Comb the records below for the string "JSON" and copy each line where it turns up.

------ Raw data ------

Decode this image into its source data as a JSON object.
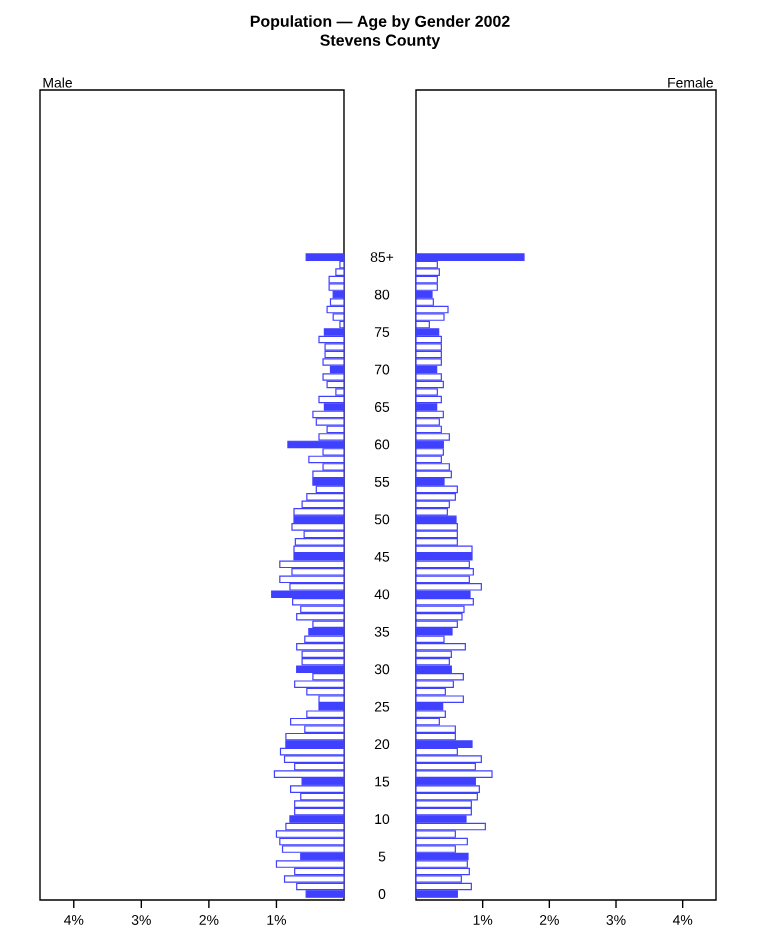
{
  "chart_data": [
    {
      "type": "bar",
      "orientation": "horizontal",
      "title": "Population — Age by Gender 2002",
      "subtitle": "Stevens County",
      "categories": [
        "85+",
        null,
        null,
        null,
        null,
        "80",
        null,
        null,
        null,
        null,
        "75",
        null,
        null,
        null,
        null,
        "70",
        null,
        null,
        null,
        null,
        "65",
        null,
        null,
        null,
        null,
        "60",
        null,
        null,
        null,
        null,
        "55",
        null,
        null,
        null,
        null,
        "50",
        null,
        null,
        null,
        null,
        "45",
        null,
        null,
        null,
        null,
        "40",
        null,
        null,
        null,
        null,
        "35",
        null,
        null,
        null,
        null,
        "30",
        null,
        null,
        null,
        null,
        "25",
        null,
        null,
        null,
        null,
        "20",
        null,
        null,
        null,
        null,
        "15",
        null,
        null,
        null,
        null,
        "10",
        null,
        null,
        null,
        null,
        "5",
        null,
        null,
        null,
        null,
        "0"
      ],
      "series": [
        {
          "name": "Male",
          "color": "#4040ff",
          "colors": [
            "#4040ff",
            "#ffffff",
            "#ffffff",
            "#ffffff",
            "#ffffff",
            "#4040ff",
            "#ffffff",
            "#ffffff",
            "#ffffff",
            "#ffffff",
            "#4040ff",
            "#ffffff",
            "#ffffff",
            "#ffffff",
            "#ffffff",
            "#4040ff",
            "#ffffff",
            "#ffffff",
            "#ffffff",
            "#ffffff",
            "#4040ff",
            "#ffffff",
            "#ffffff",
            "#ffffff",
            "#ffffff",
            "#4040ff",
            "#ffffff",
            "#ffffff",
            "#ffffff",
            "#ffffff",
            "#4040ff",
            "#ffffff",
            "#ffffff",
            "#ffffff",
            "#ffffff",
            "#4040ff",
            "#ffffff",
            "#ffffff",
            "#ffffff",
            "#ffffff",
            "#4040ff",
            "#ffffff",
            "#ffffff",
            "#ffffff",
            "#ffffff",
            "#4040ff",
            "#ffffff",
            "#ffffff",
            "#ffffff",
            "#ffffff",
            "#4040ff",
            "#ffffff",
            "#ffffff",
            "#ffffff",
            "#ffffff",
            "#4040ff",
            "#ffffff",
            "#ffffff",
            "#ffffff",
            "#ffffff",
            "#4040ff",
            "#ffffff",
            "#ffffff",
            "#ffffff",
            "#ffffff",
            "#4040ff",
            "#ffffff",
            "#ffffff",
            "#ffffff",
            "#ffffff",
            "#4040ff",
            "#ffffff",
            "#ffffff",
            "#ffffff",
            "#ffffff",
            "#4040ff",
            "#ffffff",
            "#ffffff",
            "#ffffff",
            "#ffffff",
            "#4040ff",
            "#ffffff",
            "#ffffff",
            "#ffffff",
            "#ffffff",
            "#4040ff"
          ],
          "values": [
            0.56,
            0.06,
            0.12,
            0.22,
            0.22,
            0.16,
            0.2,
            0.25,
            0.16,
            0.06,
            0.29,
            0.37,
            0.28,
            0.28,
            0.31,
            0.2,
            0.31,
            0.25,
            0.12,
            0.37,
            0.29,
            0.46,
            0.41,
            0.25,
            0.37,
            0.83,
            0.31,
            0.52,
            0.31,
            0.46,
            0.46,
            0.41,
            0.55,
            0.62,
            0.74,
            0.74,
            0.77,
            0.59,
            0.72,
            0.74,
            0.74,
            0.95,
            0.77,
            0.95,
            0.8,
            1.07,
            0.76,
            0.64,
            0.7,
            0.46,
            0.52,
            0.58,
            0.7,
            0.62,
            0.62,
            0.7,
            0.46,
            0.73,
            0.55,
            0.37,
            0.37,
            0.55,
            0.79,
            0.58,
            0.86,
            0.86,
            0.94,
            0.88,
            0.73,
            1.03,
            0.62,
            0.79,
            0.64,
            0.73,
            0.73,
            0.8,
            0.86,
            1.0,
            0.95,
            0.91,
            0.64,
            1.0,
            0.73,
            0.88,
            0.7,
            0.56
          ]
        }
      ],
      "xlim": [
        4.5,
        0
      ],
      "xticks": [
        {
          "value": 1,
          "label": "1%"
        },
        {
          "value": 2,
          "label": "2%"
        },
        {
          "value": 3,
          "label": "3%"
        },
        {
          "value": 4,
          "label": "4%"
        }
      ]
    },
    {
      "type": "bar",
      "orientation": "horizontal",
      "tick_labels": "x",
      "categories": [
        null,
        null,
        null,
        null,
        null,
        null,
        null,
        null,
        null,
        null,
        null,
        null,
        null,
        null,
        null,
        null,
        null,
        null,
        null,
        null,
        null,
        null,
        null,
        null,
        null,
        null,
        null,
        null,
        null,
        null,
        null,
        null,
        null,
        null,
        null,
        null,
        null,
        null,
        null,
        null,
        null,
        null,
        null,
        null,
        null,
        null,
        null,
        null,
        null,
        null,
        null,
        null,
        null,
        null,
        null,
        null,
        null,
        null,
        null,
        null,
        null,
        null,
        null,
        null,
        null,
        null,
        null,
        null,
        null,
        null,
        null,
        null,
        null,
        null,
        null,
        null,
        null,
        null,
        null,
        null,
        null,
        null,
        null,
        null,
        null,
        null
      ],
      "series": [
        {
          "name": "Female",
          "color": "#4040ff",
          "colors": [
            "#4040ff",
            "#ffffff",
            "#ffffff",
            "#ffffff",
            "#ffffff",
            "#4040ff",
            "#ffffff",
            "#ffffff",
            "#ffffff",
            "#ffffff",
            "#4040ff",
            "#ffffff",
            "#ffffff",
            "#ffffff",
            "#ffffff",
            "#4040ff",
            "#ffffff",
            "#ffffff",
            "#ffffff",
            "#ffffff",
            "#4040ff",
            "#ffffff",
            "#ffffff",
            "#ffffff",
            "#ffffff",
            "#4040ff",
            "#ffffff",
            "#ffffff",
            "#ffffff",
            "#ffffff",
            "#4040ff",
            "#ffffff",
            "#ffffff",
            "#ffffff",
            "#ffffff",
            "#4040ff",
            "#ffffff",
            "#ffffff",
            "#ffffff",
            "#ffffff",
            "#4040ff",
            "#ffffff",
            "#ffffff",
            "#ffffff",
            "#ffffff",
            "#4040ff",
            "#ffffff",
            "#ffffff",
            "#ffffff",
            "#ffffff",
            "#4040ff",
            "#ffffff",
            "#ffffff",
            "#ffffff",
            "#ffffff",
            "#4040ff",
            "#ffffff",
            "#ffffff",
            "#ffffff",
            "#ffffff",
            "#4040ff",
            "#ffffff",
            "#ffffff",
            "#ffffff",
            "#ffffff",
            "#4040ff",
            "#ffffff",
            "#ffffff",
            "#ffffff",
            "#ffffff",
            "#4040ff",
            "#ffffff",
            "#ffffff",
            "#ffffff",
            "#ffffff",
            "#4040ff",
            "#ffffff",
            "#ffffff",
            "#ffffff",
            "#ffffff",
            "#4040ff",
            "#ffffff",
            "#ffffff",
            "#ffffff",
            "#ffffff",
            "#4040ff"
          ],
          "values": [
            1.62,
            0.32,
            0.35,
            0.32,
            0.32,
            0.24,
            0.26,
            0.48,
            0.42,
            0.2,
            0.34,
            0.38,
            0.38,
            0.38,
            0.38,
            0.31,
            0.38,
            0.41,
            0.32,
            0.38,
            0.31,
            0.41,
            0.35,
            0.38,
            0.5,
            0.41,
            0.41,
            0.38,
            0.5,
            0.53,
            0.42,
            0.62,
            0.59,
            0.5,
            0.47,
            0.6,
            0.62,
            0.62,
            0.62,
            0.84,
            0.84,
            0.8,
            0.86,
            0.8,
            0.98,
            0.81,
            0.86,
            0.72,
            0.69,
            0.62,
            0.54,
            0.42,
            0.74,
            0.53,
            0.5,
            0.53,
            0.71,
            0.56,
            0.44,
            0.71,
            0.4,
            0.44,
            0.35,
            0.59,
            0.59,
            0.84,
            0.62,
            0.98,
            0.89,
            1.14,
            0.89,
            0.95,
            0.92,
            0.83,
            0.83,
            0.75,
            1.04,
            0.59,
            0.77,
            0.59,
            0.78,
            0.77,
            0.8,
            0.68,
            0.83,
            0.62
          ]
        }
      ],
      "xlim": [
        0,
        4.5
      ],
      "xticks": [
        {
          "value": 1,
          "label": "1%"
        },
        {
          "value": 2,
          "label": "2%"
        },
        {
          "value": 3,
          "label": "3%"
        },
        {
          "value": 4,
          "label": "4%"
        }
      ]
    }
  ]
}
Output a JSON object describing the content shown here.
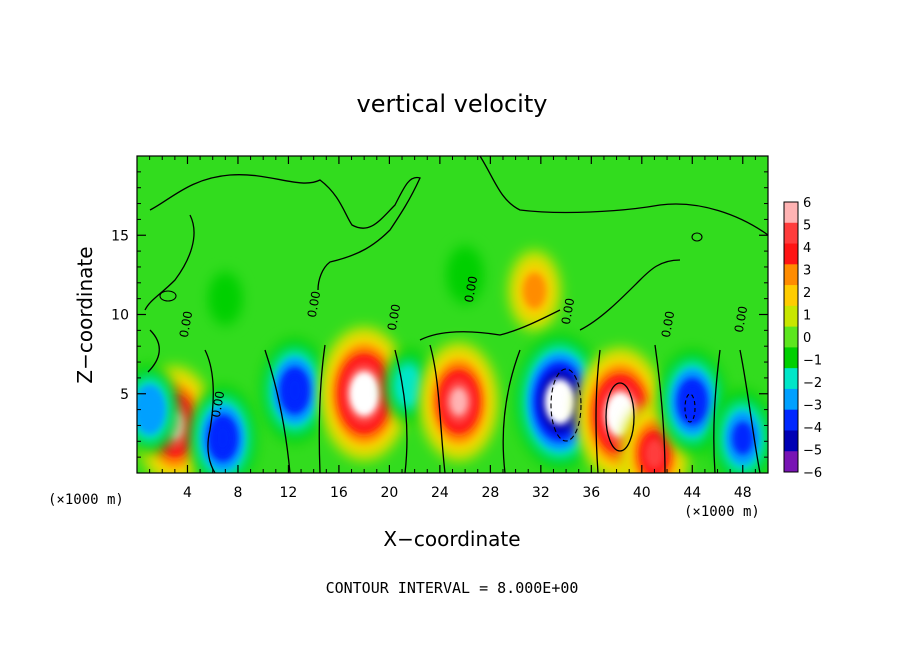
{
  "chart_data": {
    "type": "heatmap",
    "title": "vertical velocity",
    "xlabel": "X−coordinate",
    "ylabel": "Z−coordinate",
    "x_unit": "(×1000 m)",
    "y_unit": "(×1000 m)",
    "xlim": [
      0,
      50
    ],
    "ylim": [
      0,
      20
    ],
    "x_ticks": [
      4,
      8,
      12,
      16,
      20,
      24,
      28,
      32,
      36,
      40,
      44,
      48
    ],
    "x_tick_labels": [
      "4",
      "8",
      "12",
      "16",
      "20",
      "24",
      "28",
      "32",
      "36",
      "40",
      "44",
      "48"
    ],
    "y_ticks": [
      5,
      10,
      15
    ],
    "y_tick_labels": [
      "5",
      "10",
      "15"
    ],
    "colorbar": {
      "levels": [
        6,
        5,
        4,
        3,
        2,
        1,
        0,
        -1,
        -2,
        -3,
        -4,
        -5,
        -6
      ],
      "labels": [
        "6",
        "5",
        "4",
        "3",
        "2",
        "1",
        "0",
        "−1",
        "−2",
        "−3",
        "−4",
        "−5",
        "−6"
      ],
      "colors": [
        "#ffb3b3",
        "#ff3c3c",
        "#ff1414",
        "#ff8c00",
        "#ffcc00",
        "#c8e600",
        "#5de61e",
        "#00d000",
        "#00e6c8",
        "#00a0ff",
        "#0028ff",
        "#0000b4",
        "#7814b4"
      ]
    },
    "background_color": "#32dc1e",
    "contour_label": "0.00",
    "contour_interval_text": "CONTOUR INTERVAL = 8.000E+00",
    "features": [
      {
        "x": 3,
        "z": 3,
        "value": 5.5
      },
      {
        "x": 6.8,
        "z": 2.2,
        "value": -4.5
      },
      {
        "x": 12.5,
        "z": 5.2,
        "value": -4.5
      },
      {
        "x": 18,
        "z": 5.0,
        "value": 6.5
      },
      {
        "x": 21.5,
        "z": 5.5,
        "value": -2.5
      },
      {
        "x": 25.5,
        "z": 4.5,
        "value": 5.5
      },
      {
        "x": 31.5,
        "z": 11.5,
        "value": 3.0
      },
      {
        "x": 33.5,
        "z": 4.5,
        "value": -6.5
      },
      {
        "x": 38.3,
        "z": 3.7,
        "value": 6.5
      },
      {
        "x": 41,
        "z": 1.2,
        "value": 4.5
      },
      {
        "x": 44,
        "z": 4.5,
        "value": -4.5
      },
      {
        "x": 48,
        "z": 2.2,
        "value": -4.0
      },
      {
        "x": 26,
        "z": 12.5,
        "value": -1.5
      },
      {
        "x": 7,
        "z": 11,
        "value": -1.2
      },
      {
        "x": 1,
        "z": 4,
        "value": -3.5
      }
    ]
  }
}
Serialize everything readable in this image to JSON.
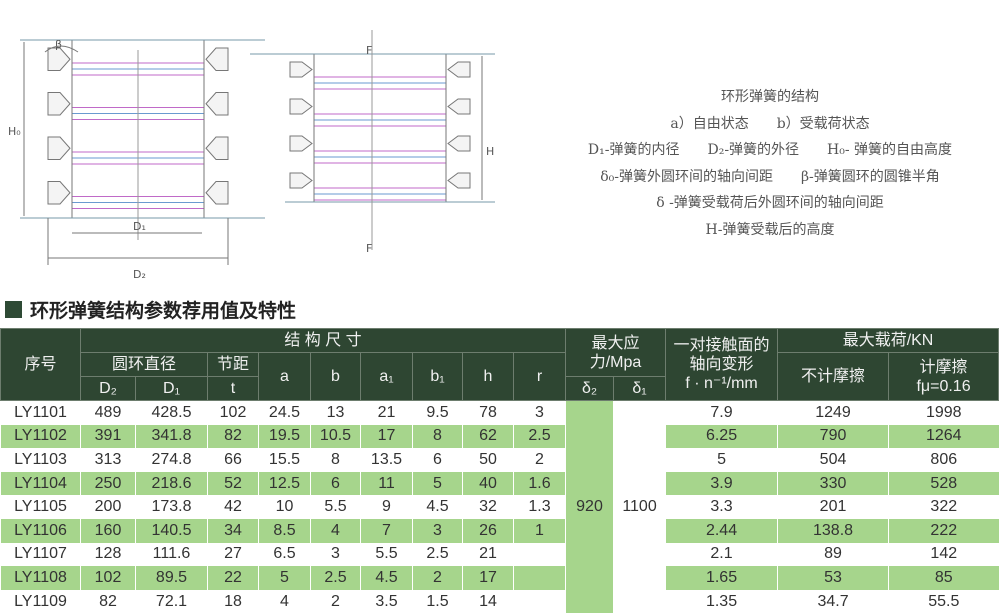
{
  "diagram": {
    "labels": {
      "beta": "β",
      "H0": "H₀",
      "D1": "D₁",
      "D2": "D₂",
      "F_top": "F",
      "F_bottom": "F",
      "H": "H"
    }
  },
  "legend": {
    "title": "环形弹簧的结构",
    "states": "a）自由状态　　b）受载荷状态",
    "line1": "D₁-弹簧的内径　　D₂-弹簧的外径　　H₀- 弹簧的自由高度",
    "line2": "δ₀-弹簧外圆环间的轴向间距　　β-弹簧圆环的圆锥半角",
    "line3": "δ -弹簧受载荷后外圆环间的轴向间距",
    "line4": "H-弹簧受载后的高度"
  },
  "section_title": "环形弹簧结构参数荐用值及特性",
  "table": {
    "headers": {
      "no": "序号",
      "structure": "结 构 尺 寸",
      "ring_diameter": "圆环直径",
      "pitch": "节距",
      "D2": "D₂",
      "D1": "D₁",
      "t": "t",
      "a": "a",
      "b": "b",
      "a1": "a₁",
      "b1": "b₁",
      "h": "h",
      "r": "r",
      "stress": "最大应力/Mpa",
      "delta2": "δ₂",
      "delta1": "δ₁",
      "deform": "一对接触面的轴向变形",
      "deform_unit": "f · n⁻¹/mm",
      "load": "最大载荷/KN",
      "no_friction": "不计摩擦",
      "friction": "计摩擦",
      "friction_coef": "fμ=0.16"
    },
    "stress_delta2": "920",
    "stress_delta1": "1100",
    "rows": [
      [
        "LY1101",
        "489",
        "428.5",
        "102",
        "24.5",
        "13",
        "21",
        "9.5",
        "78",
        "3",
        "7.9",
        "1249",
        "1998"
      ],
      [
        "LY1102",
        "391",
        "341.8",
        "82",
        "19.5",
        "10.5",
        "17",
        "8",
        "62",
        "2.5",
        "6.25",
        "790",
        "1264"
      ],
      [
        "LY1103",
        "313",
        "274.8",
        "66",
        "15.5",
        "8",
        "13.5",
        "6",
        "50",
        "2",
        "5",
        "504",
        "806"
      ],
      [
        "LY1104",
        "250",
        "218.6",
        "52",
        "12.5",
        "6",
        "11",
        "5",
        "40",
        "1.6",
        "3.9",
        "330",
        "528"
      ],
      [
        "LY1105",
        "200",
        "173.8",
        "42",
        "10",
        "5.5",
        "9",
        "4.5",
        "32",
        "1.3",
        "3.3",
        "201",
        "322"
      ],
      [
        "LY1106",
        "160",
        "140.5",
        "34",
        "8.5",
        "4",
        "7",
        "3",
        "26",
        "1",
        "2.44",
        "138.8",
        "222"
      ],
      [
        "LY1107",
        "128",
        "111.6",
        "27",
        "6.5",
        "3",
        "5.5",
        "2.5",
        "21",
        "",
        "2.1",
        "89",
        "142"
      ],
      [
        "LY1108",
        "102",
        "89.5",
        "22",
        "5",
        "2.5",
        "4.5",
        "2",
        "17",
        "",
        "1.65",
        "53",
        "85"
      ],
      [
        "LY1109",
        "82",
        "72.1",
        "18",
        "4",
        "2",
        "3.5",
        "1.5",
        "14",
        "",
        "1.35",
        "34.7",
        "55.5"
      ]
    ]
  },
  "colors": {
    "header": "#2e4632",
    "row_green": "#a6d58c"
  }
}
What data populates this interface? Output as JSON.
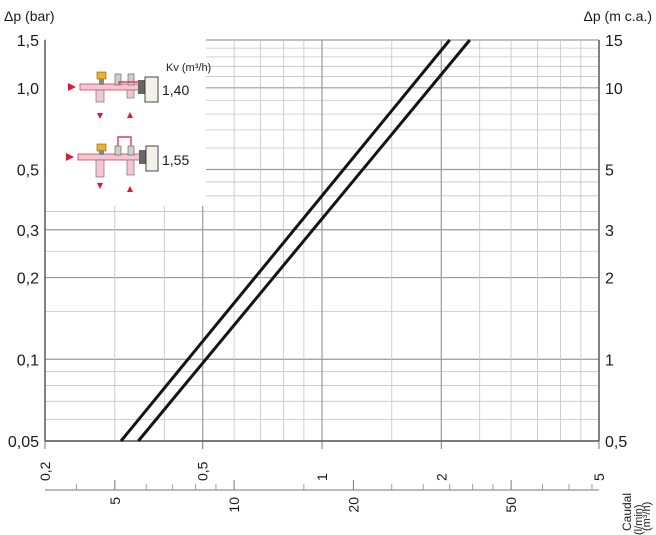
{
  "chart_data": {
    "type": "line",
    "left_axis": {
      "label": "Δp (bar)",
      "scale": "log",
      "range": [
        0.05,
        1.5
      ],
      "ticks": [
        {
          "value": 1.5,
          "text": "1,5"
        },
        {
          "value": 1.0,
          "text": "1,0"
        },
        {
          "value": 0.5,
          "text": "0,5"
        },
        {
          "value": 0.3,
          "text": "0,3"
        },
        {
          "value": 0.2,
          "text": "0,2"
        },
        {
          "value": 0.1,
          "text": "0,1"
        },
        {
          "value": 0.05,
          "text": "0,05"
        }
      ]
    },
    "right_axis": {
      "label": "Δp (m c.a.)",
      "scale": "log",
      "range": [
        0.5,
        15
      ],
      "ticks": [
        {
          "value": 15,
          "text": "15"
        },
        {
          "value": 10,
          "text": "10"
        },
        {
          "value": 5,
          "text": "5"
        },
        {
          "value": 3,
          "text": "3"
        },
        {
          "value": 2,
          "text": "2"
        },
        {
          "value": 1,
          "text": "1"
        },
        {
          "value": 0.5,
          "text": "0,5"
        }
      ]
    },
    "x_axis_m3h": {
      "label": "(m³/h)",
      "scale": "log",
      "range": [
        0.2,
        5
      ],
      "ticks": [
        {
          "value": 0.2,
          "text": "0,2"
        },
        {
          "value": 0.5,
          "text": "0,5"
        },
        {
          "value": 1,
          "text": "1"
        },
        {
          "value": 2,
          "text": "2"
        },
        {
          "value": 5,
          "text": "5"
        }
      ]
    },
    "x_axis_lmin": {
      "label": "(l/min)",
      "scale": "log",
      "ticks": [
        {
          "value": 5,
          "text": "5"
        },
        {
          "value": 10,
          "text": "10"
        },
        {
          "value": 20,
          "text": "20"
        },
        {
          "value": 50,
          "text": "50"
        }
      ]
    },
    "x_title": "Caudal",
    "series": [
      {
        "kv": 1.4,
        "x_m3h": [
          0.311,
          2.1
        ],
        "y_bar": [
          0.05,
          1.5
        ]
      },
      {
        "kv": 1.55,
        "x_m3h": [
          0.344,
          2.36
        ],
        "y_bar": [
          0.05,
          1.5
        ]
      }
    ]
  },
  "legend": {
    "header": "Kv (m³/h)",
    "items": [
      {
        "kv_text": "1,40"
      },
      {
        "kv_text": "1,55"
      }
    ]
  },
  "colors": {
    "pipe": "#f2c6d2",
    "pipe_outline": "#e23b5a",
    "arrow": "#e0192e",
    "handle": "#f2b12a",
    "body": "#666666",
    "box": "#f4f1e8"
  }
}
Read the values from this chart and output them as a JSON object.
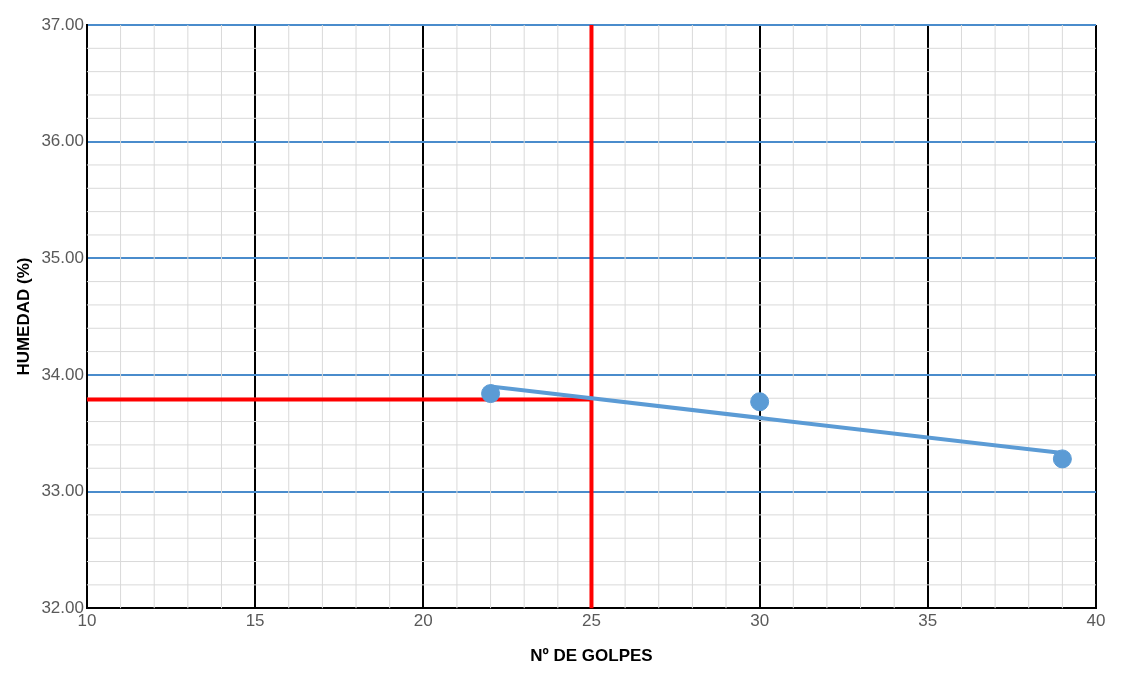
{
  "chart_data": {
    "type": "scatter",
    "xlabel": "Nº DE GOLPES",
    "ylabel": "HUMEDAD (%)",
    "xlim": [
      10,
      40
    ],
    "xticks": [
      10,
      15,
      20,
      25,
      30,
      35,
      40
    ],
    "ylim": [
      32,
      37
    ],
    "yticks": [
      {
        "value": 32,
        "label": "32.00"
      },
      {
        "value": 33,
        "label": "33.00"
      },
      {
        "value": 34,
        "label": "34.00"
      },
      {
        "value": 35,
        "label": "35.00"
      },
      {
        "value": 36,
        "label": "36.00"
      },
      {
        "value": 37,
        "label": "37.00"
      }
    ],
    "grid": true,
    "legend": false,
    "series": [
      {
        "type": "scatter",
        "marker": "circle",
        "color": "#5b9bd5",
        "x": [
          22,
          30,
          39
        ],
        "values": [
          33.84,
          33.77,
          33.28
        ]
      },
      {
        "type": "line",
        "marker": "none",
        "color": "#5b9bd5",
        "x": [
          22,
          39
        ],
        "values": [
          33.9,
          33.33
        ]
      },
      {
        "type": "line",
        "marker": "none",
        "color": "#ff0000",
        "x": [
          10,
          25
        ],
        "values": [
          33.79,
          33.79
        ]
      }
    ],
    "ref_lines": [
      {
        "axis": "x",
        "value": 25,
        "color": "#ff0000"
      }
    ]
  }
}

------

_Result:_
Decode this image into its source data as a JSON object.
Output a JSON object describing the content shown here.
Serialize everything readable in this image to JSON.
What data populates this interface? Output as JSON.
Read the values from this chart and output them as a JSON object.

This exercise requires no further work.